▸ WRITTEN INSTRUCTION
Find how many lines of the listing below include the word "name", then report the number by itself.

[Excerpts from a figure dataset]
»»
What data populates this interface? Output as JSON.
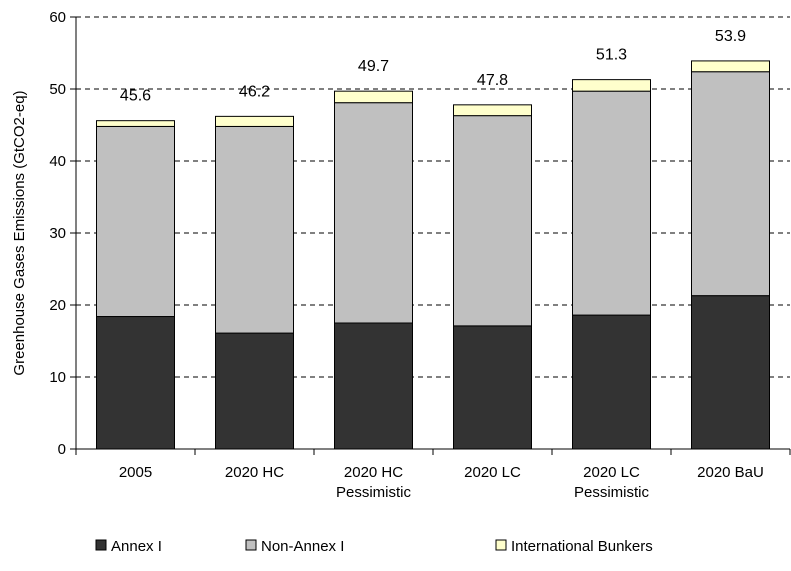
{
  "chart_data": {
    "type": "bar",
    "stacked": true,
    "title": "",
    "xlabel": "",
    "ylabel": "Greenhouse Gases Emissions (GtCO2-eq)",
    "ylim": [
      0,
      60
    ],
    "yticks": [
      0,
      10,
      20,
      30,
      40,
      50,
      60
    ],
    "grid": "horizontal dashed",
    "legend_position": "bottom",
    "categories": [
      [
        "2005"
      ],
      [
        "2020 HC"
      ],
      [
        "2020 HC",
        "Pessimistic"
      ],
      [
        "2020 LC"
      ],
      [
        "2020 LC",
        "Pessimistic"
      ],
      [
        "2020 BaU"
      ]
    ],
    "series": [
      {
        "name": "Annex I",
        "color": "#333333",
        "values": [
          18.4,
          16.1,
          17.5,
          17.1,
          18.6,
          21.3
        ]
      },
      {
        "name": "Non-Annex I",
        "color": "#c0c0c0",
        "values": [
          26.4,
          28.7,
          30.6,
          29.2,
          31.1,
          31.1
        ]
      },
      {
        "name": "International Bunkers",
        "color": "#ffffcc",
        "values": [
          0.8,
          1.4,
          1.6,
          1.5,
          1.6,
          1.5
        ]
      }
    ],
    "totals": [
      "45.6",
      "46.2",
      "49.7",
      "47.8",
      "51.3",
      "53.9"
    ]
  }
}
««
▸ RESPONSE BELOW
3